(Objective) Wherever the string "JSON" occurs in a line of these records, report that line.

START

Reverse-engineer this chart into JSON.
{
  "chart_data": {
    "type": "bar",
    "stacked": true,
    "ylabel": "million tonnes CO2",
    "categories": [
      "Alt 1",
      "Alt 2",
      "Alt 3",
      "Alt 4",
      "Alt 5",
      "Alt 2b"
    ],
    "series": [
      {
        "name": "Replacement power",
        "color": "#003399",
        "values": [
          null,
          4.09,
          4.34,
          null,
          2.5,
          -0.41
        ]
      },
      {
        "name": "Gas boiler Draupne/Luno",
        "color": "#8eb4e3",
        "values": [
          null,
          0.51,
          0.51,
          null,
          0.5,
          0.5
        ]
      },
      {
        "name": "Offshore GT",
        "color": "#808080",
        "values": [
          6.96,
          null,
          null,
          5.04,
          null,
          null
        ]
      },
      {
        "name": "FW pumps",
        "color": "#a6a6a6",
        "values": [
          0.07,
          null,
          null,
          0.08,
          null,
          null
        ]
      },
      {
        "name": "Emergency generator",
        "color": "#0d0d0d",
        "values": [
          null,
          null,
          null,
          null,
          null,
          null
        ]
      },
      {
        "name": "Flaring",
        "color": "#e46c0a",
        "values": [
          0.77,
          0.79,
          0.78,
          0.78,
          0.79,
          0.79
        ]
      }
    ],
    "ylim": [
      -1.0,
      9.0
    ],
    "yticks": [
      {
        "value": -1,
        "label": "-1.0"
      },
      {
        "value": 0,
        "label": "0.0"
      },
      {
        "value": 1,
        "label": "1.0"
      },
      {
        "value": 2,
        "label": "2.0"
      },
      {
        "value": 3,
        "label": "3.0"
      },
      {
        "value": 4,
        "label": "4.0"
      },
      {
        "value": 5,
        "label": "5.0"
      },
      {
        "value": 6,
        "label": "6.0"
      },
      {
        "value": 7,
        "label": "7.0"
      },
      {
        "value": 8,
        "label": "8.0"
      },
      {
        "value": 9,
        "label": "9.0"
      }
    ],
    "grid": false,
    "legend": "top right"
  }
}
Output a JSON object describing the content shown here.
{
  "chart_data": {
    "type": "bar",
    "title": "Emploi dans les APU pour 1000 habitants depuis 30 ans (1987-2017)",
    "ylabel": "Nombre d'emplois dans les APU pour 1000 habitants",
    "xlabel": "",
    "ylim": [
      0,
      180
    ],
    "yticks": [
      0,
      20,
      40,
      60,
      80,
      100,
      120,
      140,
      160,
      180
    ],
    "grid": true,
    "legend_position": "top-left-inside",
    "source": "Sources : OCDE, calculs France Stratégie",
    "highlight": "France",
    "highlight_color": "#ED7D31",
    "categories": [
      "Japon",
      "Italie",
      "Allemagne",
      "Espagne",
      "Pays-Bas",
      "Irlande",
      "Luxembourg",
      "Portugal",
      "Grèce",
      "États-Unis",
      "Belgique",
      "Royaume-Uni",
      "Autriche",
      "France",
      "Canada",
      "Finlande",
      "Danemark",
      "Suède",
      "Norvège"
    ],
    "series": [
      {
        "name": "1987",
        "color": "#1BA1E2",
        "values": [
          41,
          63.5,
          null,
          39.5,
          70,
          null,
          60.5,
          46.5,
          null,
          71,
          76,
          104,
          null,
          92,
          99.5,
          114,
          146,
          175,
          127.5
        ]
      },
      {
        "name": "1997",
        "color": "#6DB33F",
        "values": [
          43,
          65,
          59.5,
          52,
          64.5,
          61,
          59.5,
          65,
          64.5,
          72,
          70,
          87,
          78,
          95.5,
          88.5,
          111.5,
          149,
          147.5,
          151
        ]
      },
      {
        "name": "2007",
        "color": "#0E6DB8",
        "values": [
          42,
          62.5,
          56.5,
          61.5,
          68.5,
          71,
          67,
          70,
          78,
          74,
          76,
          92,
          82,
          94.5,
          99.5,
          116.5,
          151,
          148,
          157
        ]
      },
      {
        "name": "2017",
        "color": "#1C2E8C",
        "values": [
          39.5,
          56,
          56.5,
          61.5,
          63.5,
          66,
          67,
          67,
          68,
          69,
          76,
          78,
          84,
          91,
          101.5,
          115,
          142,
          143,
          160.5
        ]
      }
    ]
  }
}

END
START

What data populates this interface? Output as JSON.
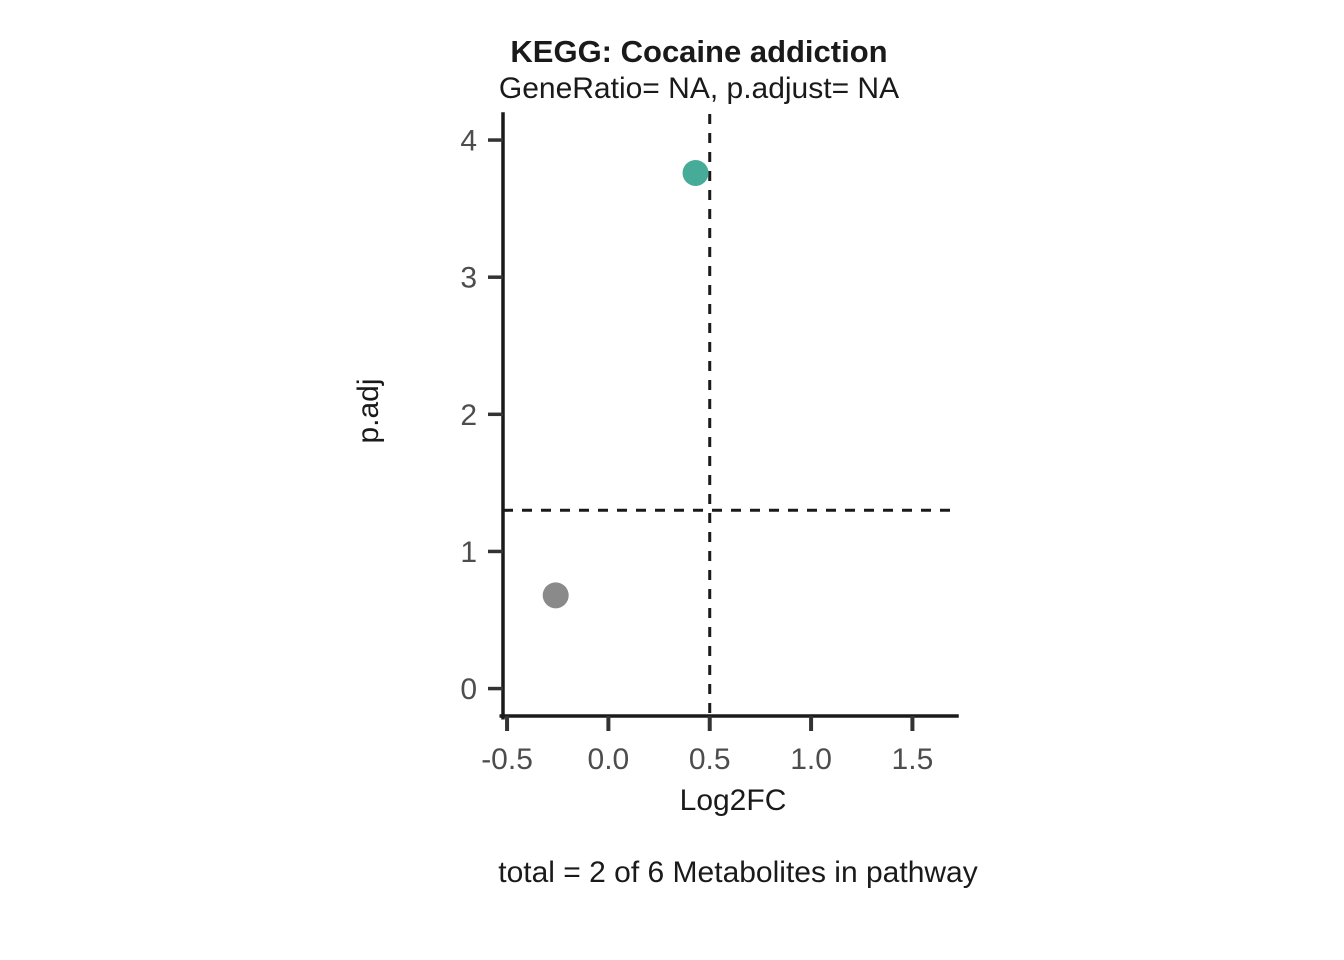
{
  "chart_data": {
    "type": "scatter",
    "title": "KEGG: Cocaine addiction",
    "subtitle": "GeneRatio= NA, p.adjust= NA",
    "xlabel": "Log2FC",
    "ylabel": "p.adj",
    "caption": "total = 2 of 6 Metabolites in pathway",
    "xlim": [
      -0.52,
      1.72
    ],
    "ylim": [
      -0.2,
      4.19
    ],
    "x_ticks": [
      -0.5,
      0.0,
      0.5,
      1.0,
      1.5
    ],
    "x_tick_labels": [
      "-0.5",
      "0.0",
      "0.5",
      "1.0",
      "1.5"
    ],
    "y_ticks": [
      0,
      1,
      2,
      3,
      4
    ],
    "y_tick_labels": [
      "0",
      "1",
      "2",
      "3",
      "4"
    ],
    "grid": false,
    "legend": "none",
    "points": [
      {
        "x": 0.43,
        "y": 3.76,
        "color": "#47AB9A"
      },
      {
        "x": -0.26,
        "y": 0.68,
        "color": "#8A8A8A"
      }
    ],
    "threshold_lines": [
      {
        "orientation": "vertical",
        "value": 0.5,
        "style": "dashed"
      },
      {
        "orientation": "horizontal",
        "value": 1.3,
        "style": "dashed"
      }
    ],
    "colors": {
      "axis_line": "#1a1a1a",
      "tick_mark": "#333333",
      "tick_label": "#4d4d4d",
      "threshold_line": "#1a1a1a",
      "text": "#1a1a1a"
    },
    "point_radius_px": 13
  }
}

END

(Response for this exercise)
Reverse-engineer this chart into JSON.
Output a JSON object describing the content shown here.
What data populates this interface? Output as JSON.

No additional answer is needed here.